To do:
1. On what date did ClawScan audit the Multi-Agent Sandbox review?
2. Write the next part of the Multi-Agent Sandbox review, starting after its final sentence.

Multi-Agent Sandbox
ReviewAudited by ClawScan on May 18, 2026.
Overview
The guide is coherent for building a sandbox, but it creates persistent bridges and broad agent/session permissions that could expose the local gateway, shared VPS, or conversation data if not tightly scoped.
Review this carefully before using it. If you install it, restrict agent allowlists to named agents, avoid wildcard main-agent access, disable session history/spawn tools unless necessary, use dedicated low-privilege Discord and SSH credentials, and verify that the socat bridges are authenticated, firewalled, and removed when no longer needed.
Findings (4)
Artifact-based informational review of SKILL.md, metadata, install specs, static scan signals, and capability signals. ClawScan does not execute the skill or run runtime probes.

Provided information:
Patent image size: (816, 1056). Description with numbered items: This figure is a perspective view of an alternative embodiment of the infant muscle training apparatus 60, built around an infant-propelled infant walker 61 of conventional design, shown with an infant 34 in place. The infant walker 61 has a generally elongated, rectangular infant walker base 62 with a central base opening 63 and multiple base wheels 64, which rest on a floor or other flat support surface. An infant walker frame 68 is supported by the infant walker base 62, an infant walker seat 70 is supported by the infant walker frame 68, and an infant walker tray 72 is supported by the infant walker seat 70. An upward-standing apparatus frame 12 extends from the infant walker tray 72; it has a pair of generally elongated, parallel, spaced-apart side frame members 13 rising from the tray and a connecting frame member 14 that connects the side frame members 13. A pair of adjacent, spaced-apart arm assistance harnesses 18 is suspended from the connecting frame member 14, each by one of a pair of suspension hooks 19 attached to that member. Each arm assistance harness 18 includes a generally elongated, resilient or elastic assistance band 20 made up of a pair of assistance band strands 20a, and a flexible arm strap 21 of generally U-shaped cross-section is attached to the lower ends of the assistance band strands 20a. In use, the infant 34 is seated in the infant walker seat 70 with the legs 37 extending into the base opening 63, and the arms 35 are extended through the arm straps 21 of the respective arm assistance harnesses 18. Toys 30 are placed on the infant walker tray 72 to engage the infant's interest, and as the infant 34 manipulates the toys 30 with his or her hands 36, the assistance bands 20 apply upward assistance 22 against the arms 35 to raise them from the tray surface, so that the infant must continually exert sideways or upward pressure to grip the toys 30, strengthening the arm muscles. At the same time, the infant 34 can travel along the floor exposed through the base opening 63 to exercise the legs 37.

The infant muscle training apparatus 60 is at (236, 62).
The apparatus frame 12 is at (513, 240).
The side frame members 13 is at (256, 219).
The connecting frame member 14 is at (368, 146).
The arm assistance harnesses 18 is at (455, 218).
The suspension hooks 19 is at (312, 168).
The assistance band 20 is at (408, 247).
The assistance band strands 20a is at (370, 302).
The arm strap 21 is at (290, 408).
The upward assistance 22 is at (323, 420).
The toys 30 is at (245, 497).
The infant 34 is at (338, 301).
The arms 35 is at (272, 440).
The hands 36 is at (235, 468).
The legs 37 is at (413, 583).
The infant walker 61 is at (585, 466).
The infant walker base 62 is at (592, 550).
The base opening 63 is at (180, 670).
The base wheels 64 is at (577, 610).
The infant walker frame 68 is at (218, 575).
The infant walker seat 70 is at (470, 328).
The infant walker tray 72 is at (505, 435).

Responses to the exercise:
1. May 18, 2026.

2.
A sandboxed agent or process could potentially reach local gateway functionality over the network rather than through the declared tool permissions.
The sandbox denies the gateway tool, but the setup also exposes the local gateway port to Docker containers while allowing sandbox exec/process. If the gateway endpoint is sensitive and not separately authenticated or scoped, this can weaken the intended tool boundary.
"allow": ["exec", "process", ...] ... "deny": ["gateway", ...] ... ExecStart=/usr/bin/socat TCP-LISTEN:18789,bind=172.17.0.1,... TCP:127.0.0.1:18789
Only create the gateway bridge if it is required, ensure the gateway endpoint is authenticated, restrict access to the intended container or network, and document exactly what the bridged port permits.
Conversation history, workspace context, or private agent data could be exposed across agents, Discord, or a shared VPS if permissions are broader than intended.
The configuration enables broad inter-agent communication, session listing/history access, and a wildcard outbound allowlist for the main agent. This is aligned with collaboration, but the visible instructions do not fully define data boundaries or review requirements for session history and cross-agent forwarding.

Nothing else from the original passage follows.